» **Set task**:
Pull each line holding "service" out of the entries below.

┄┄┄┄┄┄┄┄┄┄┄┄┄┄┄┄┄┄┄┄

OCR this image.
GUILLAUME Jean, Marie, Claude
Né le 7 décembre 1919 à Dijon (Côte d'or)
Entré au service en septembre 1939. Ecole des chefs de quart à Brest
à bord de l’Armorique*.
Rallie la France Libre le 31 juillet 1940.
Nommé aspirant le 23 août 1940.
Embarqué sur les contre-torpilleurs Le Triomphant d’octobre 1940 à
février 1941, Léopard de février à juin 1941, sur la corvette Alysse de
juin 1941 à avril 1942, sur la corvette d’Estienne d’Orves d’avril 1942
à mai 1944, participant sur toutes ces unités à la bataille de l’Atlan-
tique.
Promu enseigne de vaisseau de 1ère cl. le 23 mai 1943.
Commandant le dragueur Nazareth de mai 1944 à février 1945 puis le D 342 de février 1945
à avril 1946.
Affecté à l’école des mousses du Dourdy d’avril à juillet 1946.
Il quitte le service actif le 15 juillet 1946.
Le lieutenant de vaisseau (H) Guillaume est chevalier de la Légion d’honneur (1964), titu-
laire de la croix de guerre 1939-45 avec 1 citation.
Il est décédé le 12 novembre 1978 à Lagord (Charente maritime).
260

┄┄┄┄┄┄┄┄┄┄┄┄┄┄┄┄┄┄┄┄

» **Expected answer**:
Entré au service en septembre 1939. Ecole des chefs de quart à Brest
Il quitte le service actif le 15 juillet 1946.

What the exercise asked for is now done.